### Aim
Output exactly, and only, the stretch of lines beginning at the line with "What text is on this page?" and ending at the last line of the listing below. Drop the pictures.

### Raw data
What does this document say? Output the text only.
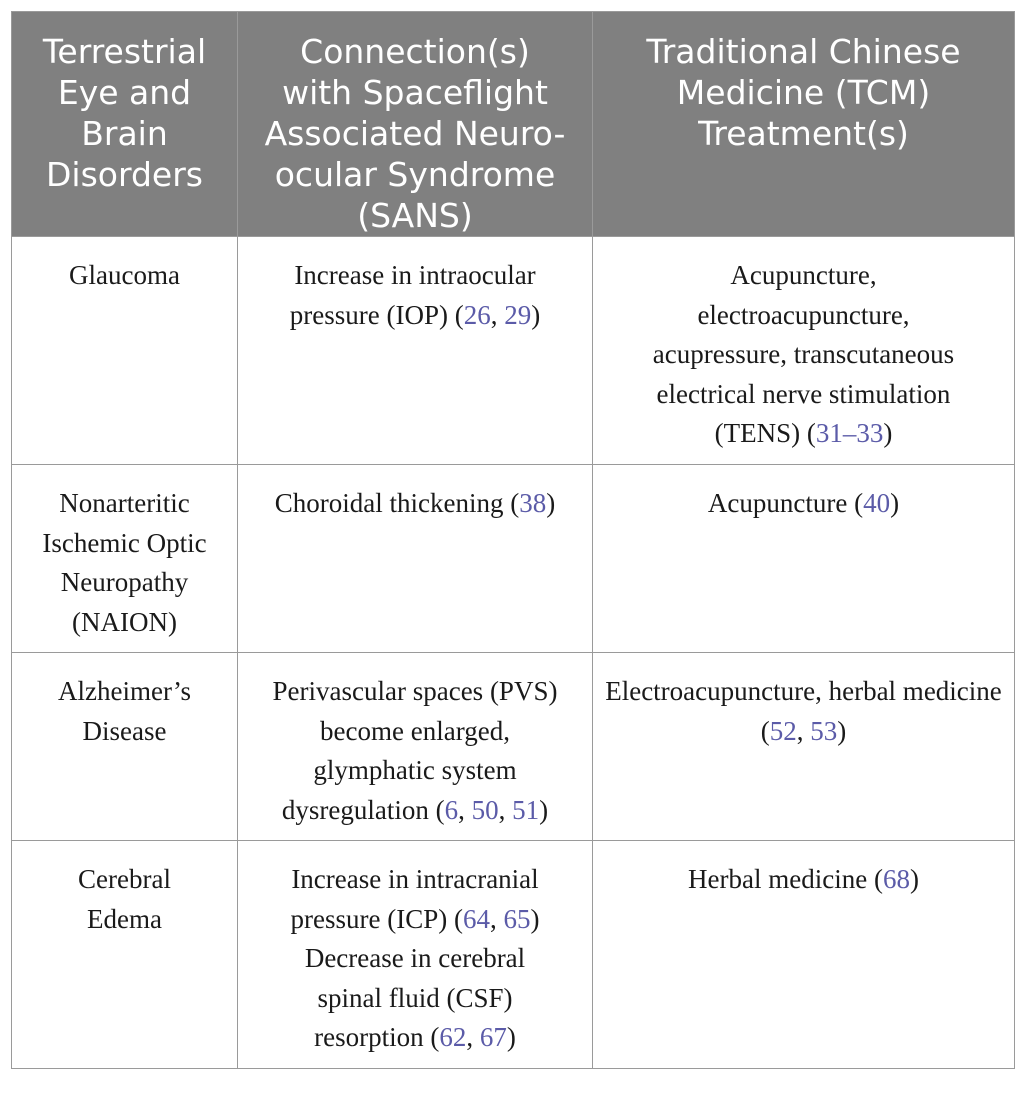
Terrestrial Eye and Brain Disorders	Connection(s) with Spaceflight Associated Neuro-ocular Syndrome (SANS)	Traditional Chinese Medicine (TCM) Treatment(s)
Glaucoma	Increase in intraocular pressure (IOP) (26, 29)	Acupuncture, electroacupuncture, acupressure, transcutaneous electrical nerve stimulation (TENS) (31–33)
Nonarteritic Ischemic Optic Neuropathy (NAION)	Choroidal thickening (38)	Acupuncture (40)
Alzheimer’s Disease	Perivascular spaces (PVS) become enlarged, glymphatic system dysregulation (6, 50, 51)	Electroacupuncture, herbal medicine (52, 53)
Cerebral Edema	Increase in intracranial pressure (ICP) (64, 65) Decrease in cerebral spinal fluid (CSF) resorption (62, 67)	Herbal medicine (68)
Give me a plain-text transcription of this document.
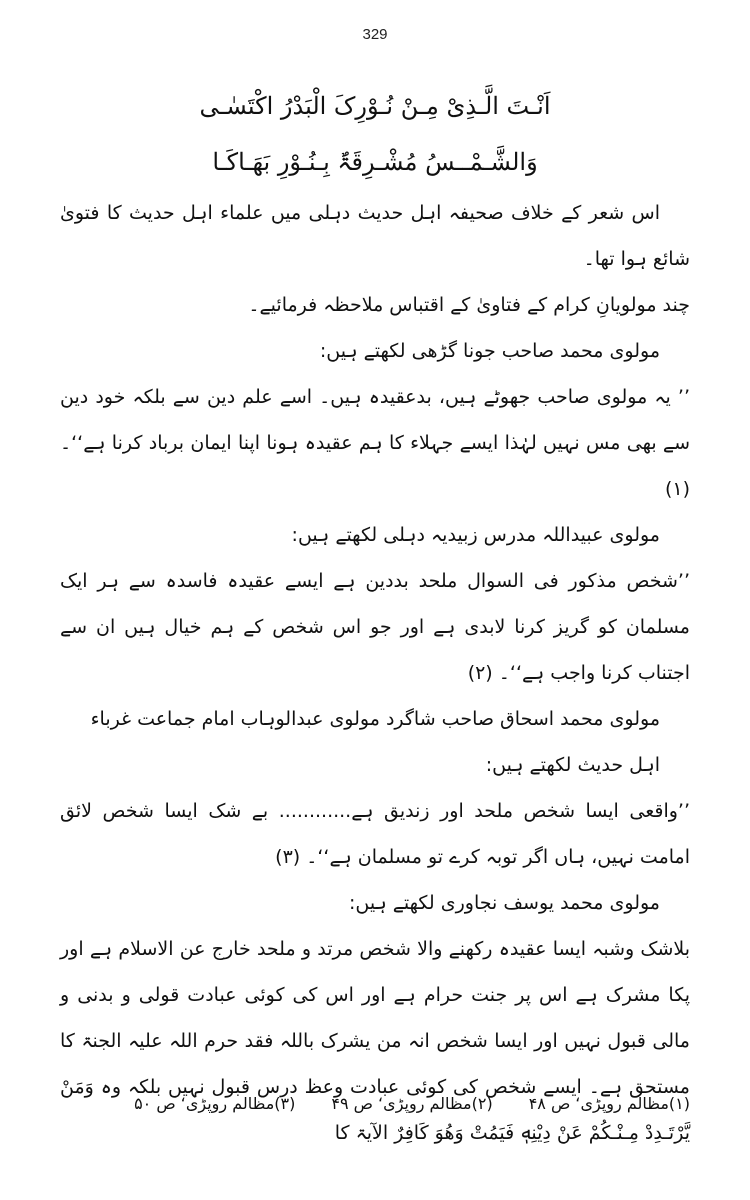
329
اَنْـتَ الَّـذِیْ مِـنْ نُـوْرِکَ الْبَدْرُ اکْتَسٰـی
وَالشَّـمْــسُ مُشْـرِقَۃٌ بِـنُـوْرِ بَهَـاکَـا

اس شعر کے خلاف صحیفہ اہل حدیث دہلی میں علماء اہل حدیث کا فتویٰ شائع ہوا تھا۔

چند مولویانِ کرام کے فتاویٰ کے اقتباس ملاحظہ فرمائیے۔

مولوی محمد صاحب جونا گڑھی لکھتے ہیں:

’’ یہ مولوی صاحب جھوٹے ہیں، بدعقیدہ ہیں۔ اسے علم دین سے بلکہ خود دین سے بھی مس نہیں لہٰذا ایسے جہلاء کا ہم عقیدہ ہونا اپنا ایمان برباد کرنا ہے‘‘۔ (۱)

مولوی عبیداللہ مدرس زبیدیہ دہلی لکھتے ہیں:

’’شخص مذکور فی السوال ملحد بددین ہے ایسے عقیدہ فاسدہ سے ہر ایک مسلمان کو گریز کرنا لابدی ہے اور جو اس شخص کے ہم خیال ہیں ان سے اجتناب کرنا واجب ہے‘‘۔ (۲)

مولوی محمد اسحاق صاحب شاگرد مولوی عبدالوہاب امام جماعت غرباء اہل حدیث لکھتے ہیں:

’’واقعی ایسا شخص ملحد اور زندیق ہے............ بے شک ایسا شخص لائق امامت نہیں، ہاں اگر توبہ کرے تو مسلمان ہے‘‘۔ (۳)

مولوی محمد یوسف نجاوری لکھتے ہیں:

بلاشک وشبہ ایسا عقیدہ رکھنے والا شخص مرتد و ملحد خارج عن الاسلام ہے اور پکا مشرک ہے اس پر جنت حرام ہے اور اس کی کوئی عبادت قولی و بدنی و مالی قبول نہیں اور ایسا شخص انہ من یشرک باللہ فقد حرم اللہ علیہ الجنۃ کا مستحق ہے۔ ایسے شخص کی کوئی عبادت وعظ درس قبول نہیں بلکہ وہ وَمَنْ یَّرْتَـدِدْ مِـنْـکُمْ عَنْ دِیْنِهٖ فَیَمُتْ وَهُوَ کَافِرٌ الآیۃ کا

(۱)مظالم روپڑی‘ ص ۴۸
(۲)مظالم روپڑی‘ ص ۴۹
(۳)مظالم روپڑی‘ ص ۵۰
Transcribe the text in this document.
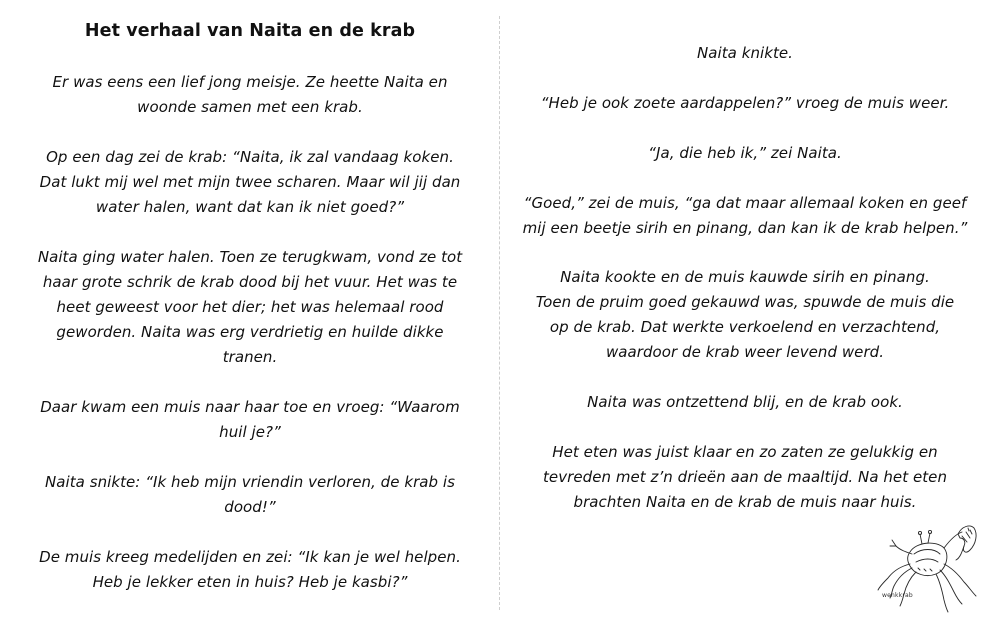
Het verhaal van Naita en de krab

Er was eens een lief jong meisje. Ze heette Naita en
woonde samen met een krab.

Op een dag zei de krab: “Naita, ik zal vandaag koken.
Dat lukt mij wel met mijn twee scharen. Maar wil jij dan
water halen, want dat kan ik niet goed?”

Naita ging water halen. Toen ze terugkwam, vond ze tot
haar grote schrik de krab dood bij het vuur. Het was te
heet geweest voor het dier; het was helemaal rood
geworden. Naita was erg verdrietig en huilde dikke
tranen.

Daar kwam een muis naar haar toe en vroeg: “Waarom
huil je?”

Naita snikte: “Ik heb mijn vriendin verloren, de krab is
dood!”

De muis kreeg medelijden en zei: “Ik kan je wel helpen.
Heb je lekker eten in huis? Heb je kasbi?”

Naita knikte.

“Heb je ook zoete aardappelen?” vroeg de muis weer.

“Ja, die heb ik,” zei Naita.

“Goed,” zei de muis, “ga dat maar allemaal koken en geef
mij een beetje sirih en pinang, dan kan ik de krab helpen.”

Naita kookte en de muis kauwde sirih en pinang.
Toen de pruim goed gekauwd was, spuwde de muis die
op de krab. Dat werkte verkoelend en verzachtend,
waardoor de krab weer levend werd.

Naita was ontzettend blij, en de krab ook.

Het eten was juist klaar en zo zaten ze gelukkig en
tevreden met z’n drieën aan de maaltijd. Na het eten
brachten Naita en de krab de muis naar huis.

wenkkrab
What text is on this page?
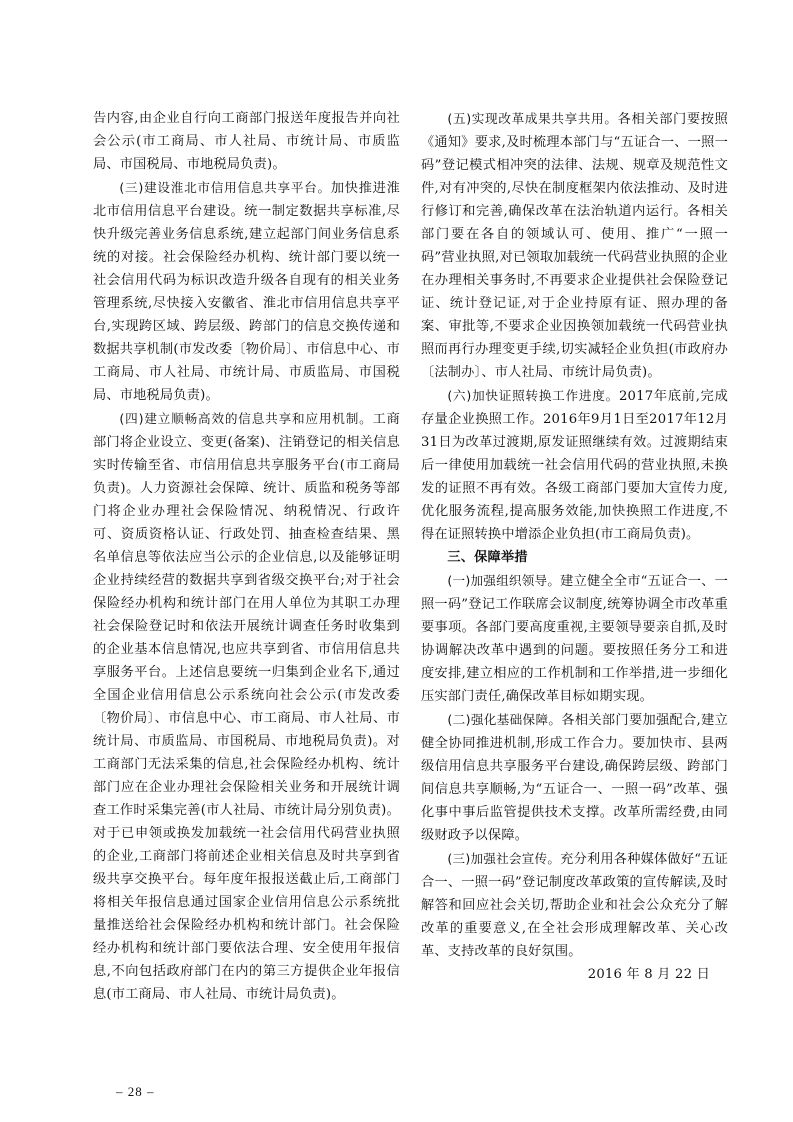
告内容,由企业自行向工商部门报送年度报告并向社会公示(市工商局、市人社局、市统计局、市质监局、市国税局、市地税局负责)。

(三)建设淮北市信用信息共享平台。加快推进淮北市信用信息平台建设。统一制定数据共享标准,尽快升级完善业务信息系统,建立起部门间业务信息系统的对接。社会保险经办机构、统计部门要以统一社会信用代码为标识改造升级各自现有的相关业务管理系统,尽快接入安徽省、淮北市信用信息共享平台,实现跨区域、跨层级、跨部门的信息交换传递和数据共享机制(市发改委〔物价局〕、市信息中心、市工商局、市人社局、市统计局、市质监局、市国税局、市地税局负责)。

(四)建立顺畅高效的信息共享和应用机制。工商部门将企业设立、变更(备案)、注销登记的相关信息实时传输至省、市信用信息共享服务平台(市工商局负责)。人力资源社会保障、统计、质监和税务等部门将企业办理社会保险情况、纳税情况、行政许可、资质资格认证、行政处罚、抽查检查结果、黑名单信息等依法应当公示的企业信息,以及能够证明企业持续经营的数据共享到省级交换平台;对于社会保险经办机构和统计部门在用人单位为其职工办理社会保险登记时和依法开展统计调查任务时收集到的企业基本信息情况,也应共享到省、市信用信息共享服务平台。上述信息要统一归集到企业名下,通过全国企业信用信息公示系统向社会公示(市发改委〔物价局〕、市信息中心、市工商局、市人社局、市统计局、市质监局、市国税局、市地税局负责)。对工商部门无法采集的信息,社会保险经办机构、统计部门应在企业办理社会保险相关业务和开展统计调查工作时采集完善(市人社局、市统计局分别负责)。对于已申领或换发加载统一社会信用代码营业执照的企业,工商部门将前述企业相关信息及时共享到省级共享交换平台。每年度年报报送截止后,工商部门将相关年报信息通过国家企业信用信息公示系统批量推送给社会保险经办机构和统计部门。社会保险经办机构和统计部门要依法合理、安全使用年报信息,不向包括政府部门在内的第三方提供企业年报信息(市工商局、市人社局、市统计局负责)。

(五)实现改革成果共享共用。各相关部门要按照《通知》要求,及时梳理本部门与“五证合一、一照一码”登记模式相冲突的法律、法规、规章及规范性文件,对有冲突的,尽快在制度框架内依法推动、及时进行修订和完善,确保改革在法治轨道内运行。各相关部门要在各自的领域认可、使用、推广“一照一码”营业执照,对已领取加载统一代码营业执照的企业在办理相关事务时,不再要求企业提供社会保险登记证、统计登记证,对于企业持原有证、照办理的备案、审批等,不要求企业因换领加载统一代码营业执照而再行办理变更手续,切实减轻企业负担(市政府办〔法制办〕、市人社局、市统计局负责)。

(六)加快证照转换工作进度。2017年底前,完成存量企业换照工作。2016年9月1日至2017年12月31日为改革过渡期,原发证照继续有效。过渡期结束后一律使用加载统一社会信用代码的营业执照,未换发的证照不再有效。各级工商部门要加大宣传力度,优化服务流程,提高服务效能,加快换照工作进度,不得在证照转换中增添企业负担(市工商局负责)。

三、保障举措

(一)加强组织领导。建立健全全市“五证合一、一照一码”登记工作联席会议制度,统筹协调全市改革重要事项。各部门要高度重视,主要领导要亲自抓,及时协调解决改革中遇到的问题。要按照任务分工和进度安排,建立相应的工作机制和工作举措,进一步细化压实部门责任,确保改革目标如期实现。

(二)强化基础保障。各相关部门要加强配合,建立健全协同推进机制,形成工作合力。要加快市、县两级信用信息共享服务平台建设,确保跨层级、跨部门间信息共享顺畅,为“五证合一、一照一码”改革、强化事中事后监管提供技术支撑。改革所需经费,由同级财政予以保障。

(三)加强社会宣传。充分利用各种媒体做好“五证合一、一照一码”登记制度改革政策的宣传解读,及时解答和回应社会关切,帮助企业和社会公众充分了解改革的重要意义,在全社会形成理解改革、关心改革、支持改革的良好氛围。

2016 年 8 月 22 日

– 28 –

### Answer to the problem
What text is on this page?
告内容,由企业自行向工商部门报送年度报告并向社会公示(市工商局、市人社局、市统计局、市质监局、市国税局、市地税局负责)。

(三)建设淮北市信用信息共享平台。加快推进淮北市信用信息平台建设。统一制定数据共享标准,尽快升级完善业务信息系统,建立起部门间业务信息系统的对接。社会保险经办机构、统计部门要以统一社会信用代码为标识改造升级各自现有的相关业务管理系统,尽快接入安徽省、淮北市信用信息共享平台,实现跨区域、跨层级、跨部门的信息交换传递和数据共享机制(市发改委〔物价局〕、市信息中心、市工商局、市人社局、市统计局、市质监局、市国税局、市地税局负责)。

(四)建立顺畅高效的信息共享和应用机制。工商部门将企业设立、变更(备案)、注销登记的相关信息实时传输至省、市信用信息共享服务平台(市工商局负责)。人力资源社会保障、统计、质监和税务等部门将企业办理社会保险情况、纳税情况、行政许可、资质资格认证、行政处罚、抽查检查结果、黑名单信息等依法应当公示的企业信息,以及能够证明企业持续经营的数据共享到省级交换平台;对于社会保险经办机构和统计部门在用人单位为其职工办理社会保险登记时和依法开展统计调查任务时收集到的企业基本信息情况,也应共享到省、市信用信息共享服务平台。上述信息要统一归集到企业名下,通过全国企业信用信息公示系统向社会公示(市发改委〔物价局〕、市信息中心、市工商局、市人社局、市统计局、市质监局、市国税局、市地税局负责)。对工商部门无法采集的信息,社会保险经办机构、统计部门应在企业办理社会保险相关业务和开展统计调查工作时采集完善(市人社局、市统计局分别负责)。对于已申领或换发加载统一社会信用代码营业执照的企业,工商部门将前述企业相关信息及时共享到省级共享交换平台。每年度年报报送截止后,工商部门将相关年报信息通过国家企业信用信息公示系统批量推送给社会保险经办机构和统计部门。社会保险经办机构和统计部门要依法合理、安全使用年报信息,不向包括政府部门在内的第三方提供企业年报信息(市工商局、市人社局、市统计局负责)。

(五)实现改革成果共享共用。各相关部门要按照《通知》要求,及时梳理本部门与“五证合一、一照一码”登记模式相冲突的法律、法规、规章及规范性文件,对有冲突的,尽快在制度框架内依法推动、及时进行修订和完善,确保改革在法治轨道内运行。各相关部门要在各自的领域认可、使用、推广“一照一码”营业执照,对已领取加载统一代码营业执照的企业在办理相关事务时,不再要求企业提供社会保险登记证、统计登记证,对于企业持原有证、照办理的备案、审批等,不要求企业因换领加载统一代码营业执照而再行办理变更手续,切实减轻企业负担(市政府办〔法制办〕、市人社局、市统计局负责)。

(六)加快证照转换工作进度。2017年底前,完成存量企业换照工作。2016年9月1日至2017年12月31日为改革过渡期,原发证照继续有效。过渡期结束后一律使用加载统一社会信用代码的营业执照,未换发的证照不再有效。各级工商部门要加大宣传力度,优化服务流程,提高服务效能,加快换照工作进度,不得在证照转换中增添企业负担(市工商局负责)。

三、保障举措

(一)加强组织领导。建立健全全市“五证合一、一照一码”登记工作联席会议制度,统筹协调全市改革重要事项。各部门要高度重视,主要领导要亲自抓,及时协调解决改革中遇到的问题。要按照任务分工和进度安排,建立相应的工作机制和工作举措,进一步细化压实部门责任,确保改革目标如期实现。

(二)强化基础保障。各相关部门要加强配合,建立健全协同推进机制,形成工作合力。要加快市、县两级信用信息共享服务平台建设,确保跨层级、跨部门间信息共享顺畅,为“五证合一、一照一码”改革、强化事中事后监管提供技术支撑。改革所需经费,由同级财政予以保障。

(三)加强社会宣传。充分利用各种媒体做好“五证合一、一照一码”登记制度改革政策的宣传解读,及时解答和回应社会关切,帮助企业和社会公众充分了解改革的重要意义,在全社会形成理解改革、关心改革、支持改革的良好氛围。

2016 年 8 月 22 日

– 28 –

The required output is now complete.